* [Détails du problème] Remplacez "row-number-cell" par "row-index-cell" dans les entrées, depuis le début jusqu'à la ligne contenant "table-data-cell[interactable] — [1385, 1303, 1583, 1344]" incluse. Réécrivez ces lignes sans rien changer d'autre.

* [Entrées du jeu de données]
++++++++++
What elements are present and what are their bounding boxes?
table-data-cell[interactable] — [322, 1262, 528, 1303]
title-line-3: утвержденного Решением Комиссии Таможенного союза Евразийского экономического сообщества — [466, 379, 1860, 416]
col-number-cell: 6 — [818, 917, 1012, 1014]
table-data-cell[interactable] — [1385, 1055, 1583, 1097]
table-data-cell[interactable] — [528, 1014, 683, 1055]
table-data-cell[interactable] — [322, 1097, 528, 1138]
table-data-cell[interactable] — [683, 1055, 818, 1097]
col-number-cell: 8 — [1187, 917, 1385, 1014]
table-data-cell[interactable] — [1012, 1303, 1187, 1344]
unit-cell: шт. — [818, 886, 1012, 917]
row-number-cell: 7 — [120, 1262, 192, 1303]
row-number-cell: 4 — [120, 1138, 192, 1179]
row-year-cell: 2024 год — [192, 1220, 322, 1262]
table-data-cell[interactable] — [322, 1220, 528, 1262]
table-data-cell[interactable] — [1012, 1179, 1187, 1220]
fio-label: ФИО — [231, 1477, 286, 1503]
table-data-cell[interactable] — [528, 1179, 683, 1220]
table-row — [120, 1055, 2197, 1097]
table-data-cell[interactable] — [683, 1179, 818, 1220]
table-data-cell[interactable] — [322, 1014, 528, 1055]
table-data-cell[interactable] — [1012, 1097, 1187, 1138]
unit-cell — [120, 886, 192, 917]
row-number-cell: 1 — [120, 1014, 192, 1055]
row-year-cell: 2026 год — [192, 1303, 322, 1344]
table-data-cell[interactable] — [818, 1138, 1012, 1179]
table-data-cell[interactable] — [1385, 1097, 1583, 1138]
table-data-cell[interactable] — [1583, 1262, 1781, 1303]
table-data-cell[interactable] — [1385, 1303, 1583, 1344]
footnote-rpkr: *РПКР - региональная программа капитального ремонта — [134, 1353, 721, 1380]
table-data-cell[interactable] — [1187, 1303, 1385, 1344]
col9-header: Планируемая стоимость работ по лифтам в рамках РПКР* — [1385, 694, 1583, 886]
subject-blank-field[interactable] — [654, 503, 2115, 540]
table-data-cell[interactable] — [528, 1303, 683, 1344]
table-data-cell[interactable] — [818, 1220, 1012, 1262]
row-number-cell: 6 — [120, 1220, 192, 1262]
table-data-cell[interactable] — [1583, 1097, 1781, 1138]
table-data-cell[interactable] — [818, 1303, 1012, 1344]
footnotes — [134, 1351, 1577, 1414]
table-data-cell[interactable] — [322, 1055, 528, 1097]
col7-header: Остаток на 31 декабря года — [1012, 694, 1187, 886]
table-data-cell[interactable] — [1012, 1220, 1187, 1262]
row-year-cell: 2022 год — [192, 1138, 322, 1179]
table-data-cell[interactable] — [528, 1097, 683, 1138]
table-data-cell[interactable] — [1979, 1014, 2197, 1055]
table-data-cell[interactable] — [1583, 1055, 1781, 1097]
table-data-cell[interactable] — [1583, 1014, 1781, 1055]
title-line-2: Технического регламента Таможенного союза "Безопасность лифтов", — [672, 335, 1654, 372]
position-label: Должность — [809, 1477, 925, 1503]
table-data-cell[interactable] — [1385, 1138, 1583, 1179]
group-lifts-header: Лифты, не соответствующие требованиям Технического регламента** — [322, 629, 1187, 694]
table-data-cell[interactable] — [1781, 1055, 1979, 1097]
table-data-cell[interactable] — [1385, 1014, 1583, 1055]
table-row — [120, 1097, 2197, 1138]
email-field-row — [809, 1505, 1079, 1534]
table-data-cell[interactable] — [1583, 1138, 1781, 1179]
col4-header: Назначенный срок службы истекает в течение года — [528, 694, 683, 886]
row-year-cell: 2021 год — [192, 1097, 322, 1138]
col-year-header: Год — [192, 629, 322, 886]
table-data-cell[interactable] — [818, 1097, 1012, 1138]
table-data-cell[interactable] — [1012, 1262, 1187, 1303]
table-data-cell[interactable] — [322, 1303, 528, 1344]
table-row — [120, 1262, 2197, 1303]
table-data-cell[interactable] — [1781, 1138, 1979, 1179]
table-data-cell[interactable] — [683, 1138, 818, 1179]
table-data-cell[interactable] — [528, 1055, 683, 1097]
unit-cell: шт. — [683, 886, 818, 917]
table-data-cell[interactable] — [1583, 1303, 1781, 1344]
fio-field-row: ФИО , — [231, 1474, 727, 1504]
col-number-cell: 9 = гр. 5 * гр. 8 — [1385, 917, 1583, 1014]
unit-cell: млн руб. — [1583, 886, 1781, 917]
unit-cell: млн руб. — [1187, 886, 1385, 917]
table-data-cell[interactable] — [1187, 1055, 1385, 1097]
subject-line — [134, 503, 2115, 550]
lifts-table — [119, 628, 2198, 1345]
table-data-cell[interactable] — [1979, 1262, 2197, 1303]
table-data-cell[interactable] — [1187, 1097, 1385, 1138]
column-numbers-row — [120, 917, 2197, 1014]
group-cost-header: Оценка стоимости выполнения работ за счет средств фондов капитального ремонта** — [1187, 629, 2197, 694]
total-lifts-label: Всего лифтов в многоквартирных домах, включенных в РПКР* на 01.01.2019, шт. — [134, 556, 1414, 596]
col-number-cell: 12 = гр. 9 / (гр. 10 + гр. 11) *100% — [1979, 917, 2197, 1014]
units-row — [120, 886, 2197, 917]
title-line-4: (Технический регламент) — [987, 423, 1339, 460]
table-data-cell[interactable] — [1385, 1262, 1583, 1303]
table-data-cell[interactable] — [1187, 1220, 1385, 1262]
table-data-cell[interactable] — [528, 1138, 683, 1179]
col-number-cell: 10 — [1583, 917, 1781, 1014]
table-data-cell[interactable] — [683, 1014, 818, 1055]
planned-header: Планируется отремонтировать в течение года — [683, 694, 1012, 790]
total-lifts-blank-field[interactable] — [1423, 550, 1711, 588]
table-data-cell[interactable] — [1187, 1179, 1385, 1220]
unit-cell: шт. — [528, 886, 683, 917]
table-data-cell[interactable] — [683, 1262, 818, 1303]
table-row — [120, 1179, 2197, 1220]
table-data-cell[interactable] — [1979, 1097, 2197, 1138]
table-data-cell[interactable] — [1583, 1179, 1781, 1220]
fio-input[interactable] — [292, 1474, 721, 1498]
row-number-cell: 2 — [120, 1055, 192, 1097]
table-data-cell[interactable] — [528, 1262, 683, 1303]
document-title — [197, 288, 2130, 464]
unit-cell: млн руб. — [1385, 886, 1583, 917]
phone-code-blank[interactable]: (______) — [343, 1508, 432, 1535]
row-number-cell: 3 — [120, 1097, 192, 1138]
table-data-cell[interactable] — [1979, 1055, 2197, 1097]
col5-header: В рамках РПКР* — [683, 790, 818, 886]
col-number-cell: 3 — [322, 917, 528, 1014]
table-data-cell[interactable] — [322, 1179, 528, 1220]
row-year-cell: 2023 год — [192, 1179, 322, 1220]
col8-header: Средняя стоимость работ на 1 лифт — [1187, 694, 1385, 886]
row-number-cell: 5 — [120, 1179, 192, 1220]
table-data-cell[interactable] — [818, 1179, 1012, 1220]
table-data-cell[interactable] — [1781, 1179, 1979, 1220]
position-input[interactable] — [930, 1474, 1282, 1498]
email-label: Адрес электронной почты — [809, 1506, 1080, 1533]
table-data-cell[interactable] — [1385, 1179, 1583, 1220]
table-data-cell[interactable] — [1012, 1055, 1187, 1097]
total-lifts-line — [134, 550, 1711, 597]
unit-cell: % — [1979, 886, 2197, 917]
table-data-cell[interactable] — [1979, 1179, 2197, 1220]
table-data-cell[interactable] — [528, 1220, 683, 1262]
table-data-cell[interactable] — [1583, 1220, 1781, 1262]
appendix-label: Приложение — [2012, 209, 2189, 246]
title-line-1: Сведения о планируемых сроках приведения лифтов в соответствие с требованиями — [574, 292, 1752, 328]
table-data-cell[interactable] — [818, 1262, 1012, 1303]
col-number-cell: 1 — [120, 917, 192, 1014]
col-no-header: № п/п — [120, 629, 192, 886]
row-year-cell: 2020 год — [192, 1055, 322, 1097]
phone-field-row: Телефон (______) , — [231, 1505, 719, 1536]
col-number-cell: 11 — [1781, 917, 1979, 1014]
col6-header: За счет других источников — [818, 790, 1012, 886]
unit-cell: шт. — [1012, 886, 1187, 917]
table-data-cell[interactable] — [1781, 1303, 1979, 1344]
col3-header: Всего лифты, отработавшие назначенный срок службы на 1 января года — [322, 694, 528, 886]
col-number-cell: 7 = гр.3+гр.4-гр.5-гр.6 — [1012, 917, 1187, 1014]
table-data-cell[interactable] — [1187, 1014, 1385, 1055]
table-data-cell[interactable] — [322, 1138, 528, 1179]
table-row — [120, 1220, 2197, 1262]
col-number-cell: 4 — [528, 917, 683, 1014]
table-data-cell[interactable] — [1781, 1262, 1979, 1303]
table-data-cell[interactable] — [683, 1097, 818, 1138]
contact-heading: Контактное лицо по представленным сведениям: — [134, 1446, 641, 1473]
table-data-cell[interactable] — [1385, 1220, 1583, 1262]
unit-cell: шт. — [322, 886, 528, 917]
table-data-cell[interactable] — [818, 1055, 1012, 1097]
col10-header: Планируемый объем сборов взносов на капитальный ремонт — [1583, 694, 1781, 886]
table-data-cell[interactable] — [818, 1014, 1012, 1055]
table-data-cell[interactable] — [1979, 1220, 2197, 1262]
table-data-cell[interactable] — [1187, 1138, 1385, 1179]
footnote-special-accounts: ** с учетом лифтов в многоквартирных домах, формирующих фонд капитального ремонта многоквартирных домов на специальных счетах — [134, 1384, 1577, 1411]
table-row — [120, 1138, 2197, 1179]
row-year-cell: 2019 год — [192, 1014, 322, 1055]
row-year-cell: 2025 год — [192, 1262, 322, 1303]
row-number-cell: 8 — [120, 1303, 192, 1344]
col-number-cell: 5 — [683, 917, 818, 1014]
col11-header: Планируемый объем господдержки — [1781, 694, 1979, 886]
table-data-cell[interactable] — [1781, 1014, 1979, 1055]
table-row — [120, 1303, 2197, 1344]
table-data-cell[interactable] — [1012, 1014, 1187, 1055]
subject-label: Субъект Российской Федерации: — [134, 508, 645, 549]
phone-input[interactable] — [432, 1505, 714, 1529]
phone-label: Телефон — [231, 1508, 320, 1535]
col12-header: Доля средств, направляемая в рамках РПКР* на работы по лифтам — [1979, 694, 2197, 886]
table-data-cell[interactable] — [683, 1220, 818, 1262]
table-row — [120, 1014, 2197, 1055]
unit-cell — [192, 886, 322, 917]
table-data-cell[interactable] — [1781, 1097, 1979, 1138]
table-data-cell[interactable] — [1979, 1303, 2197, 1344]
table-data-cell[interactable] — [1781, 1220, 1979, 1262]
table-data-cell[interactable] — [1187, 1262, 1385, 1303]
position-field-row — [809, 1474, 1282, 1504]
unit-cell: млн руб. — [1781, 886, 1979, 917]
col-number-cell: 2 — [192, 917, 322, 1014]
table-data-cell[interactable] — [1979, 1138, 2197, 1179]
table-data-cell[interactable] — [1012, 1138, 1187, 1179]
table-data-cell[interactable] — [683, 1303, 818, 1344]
++++++++++
* [Réponse attendue]
What elements are present and what are their bounding boxes?
table-data-cell[interactable] — [322, 1262, 528, 1303]
title-line-3: утвержденного Решением Комиссии Таможенного союза Евразийского экономического сообщества — [466, 379, 1860, 416]
col-number-cell: 6 — [818, 917, 1012, 1014]
table-data-cell[interactable] — [1385, 1055, 1583, 1097]
table-data-cell[interactable] — [528, 1014, 683, 1055]
table-data-cell[interactable] — [322, 1097, 528, 1138]
table-data-cell[interactable] — [683, 1055, 818, 1097]
col-number-cell: 8 — [1187, 917, 1385, 1014]
table-data-cell[interactable] — [1012, 1303, 1187, 1344]
unit-cell: шт. — [818, 886, 1012, 917]
row-index-cell: 7 — [120, 1262, 192, 1303]
row-index-cell: 4 — [120, 1138, 192, 1179]
row-year-cell: 2024 год — [192, 1220, 322, 1262]
table-data-cell[interactable] — [322, 1220, 528, 1262]
table-data-cell[interactable] — [1012, 1179, 1187, 1220]
fio-label: ФИО — [231, 1477, 286, 1503]
table-data-cell[interactable] — [528, 1179, 683, 1220]
table-row — [120, 1055, 2197, 1097]
table-data-cell[interactable] — [683, 1179, 818, 1220]
table-data-cell[interactable] — [322, 1014, 528, 1055]
table-data-cell[interactable] — [1012, 1097, 1187, 1138]
unit-cell — [120, 886, 192, 917]
row-index-cell: 1 — [120, 1014, 192, 1055]
row-year-cell: 2026 год — [192, 1303, 322, 1344]
table-data-cell[interactable] — [818, 1138, 1012, 1179]
table-data-cell[interactable] — [1385, 1097, 1583, 1138]
table-data-cell[interactable] — [1583, 1262, 1781, 1303]
table-data-cell[interactable] — [1385, 1303, 1583, 1344]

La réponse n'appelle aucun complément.